▸ TO BE DONE
Repeat every record exactly, but keep images out of the copy.

▸ Collected data
---+---

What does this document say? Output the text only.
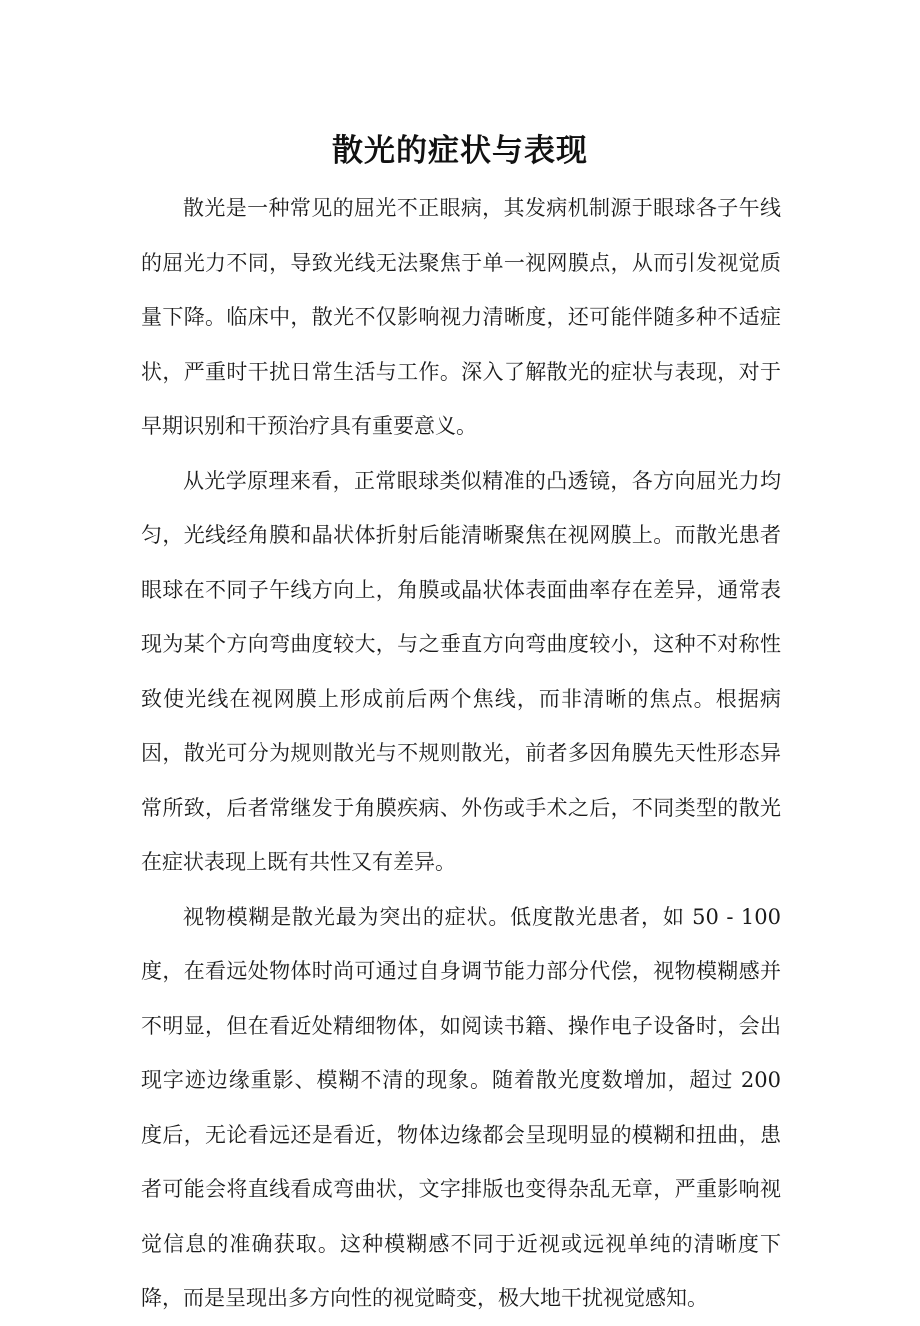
散光的症状与表现

散光是一种常见的屈光不正眼病，其发病机制源于眼球各子午线的屈光力不同，导致光线无法聚焦于单一视网膜点，从而引发视觉质量下降。临床中，散光不仅影响视力清晰度，还可能伴随多种不适症状，严重时干扰日常生活与工作。深入了解散光的症状与表现，对于早期识别和干预治疗具有重要意义。

从光学原理来看，正常眼球类似精准的凸透镜，各方向屈光力均匀，光线经角膜和晶状体折射后能清晰聚焦在视网膜上。而散光患者眼球在不同子午线方向上，角膜或晶状体表面曲率存在差异，通常表现为某个方向弯曲度较大，与之垂直方向弯曲度较小，这种不对称性致使光线在视网膜上形成前后两个焦线，而非清晰的焦点。根据病因，散光可分为规则散光与不规则散光，前者多因角膜先天性形态异常所致，后者常继发于角膜疾病、外伤或手术之后，不同类型的散光在症状表现上既有共性又有差异。

视物模糊是散光最为突出的症状。低度散光患者，如 50 - 100 度，在看远处物体时尚可通过自身调节能力部分代偿，视物模糊感并不明显，但在看近处精细物体，如阅读书籍、操作电子设备时，会出现字迹边缘重影、模糊不清的现象。随着散光度数增加，超过 200 度后，无论看远还是看近，物体边缘都会呈现明显的模糊和扭曲，患者可能会将直线看成弯曲状，文字排版也变得杂乱无章，严重影响视觉信息的准确获取。这种模糊感不同于近视或远视单纯的清晰度下降，而是呈现出多方向性的视觉畸变，极大地干扰视觉感知。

---+---

▸ WORKED ANSWER
What does this document say? Output the text only.
散光的症状与表现

散光是一种常见的屈光不正眼病，其发病机制源于眼球各子午线的屈光力不同，导致光线无法聚焦于单一视网膜点，从而引发视觉质量下降。临床中，散光不仅影响视力清晰度，还可能伴随多种不适症状，严重时干扰日常生活与工作。深入了解散光的症状与表现，对于早期识别和干预治疗具有重要意义。

从光学原理来看，正常眼球类似精准的凸透镜，各方向屈光力均匀，光线经角膜和晶状体折射后能清晰聚焦在视网膜上。而散光患者眼球在不同子午线方向上，角膜或晶状体表面曲率存在差异，通常表现为某个方向弯曲度较大，与之垂直方向弯曲度较小，这种不对称性致使光线在视网膜上形成前后两个焦线，而非清晰的焦点。根据病因，散光可分为规则散光与不规则散光，前者多因角膜先天性形态异常所致，后者常继发于角膜疾病、外伤或手术之后，不同类型的散光在症状表现上既有共性又有差异。

视物模糊是散光最为突出的症状。低度散光患者，如 50 - 100 度，在看远处物体时尚可通过自身调节能力部分代偿，视物模糊感并不明显，但在看近处精细物体，如阅读书籍、操作电子设备时，会出现字迹边缘重影、模糊不清的现象。随着散光度数增加，超过 200 度后，无论看远还是看近，物体边缘都会呈现明显的模糊和扭曲，患者可能会将直线看成弯曲状，文字排版也变得杂乱无章，严重影响视觉信息的准确获取。这种模糊感不同于近视或远视单纯的清晰度下降，而是呈现出多方向性的视觉畸变，极大地干扰视觉感知。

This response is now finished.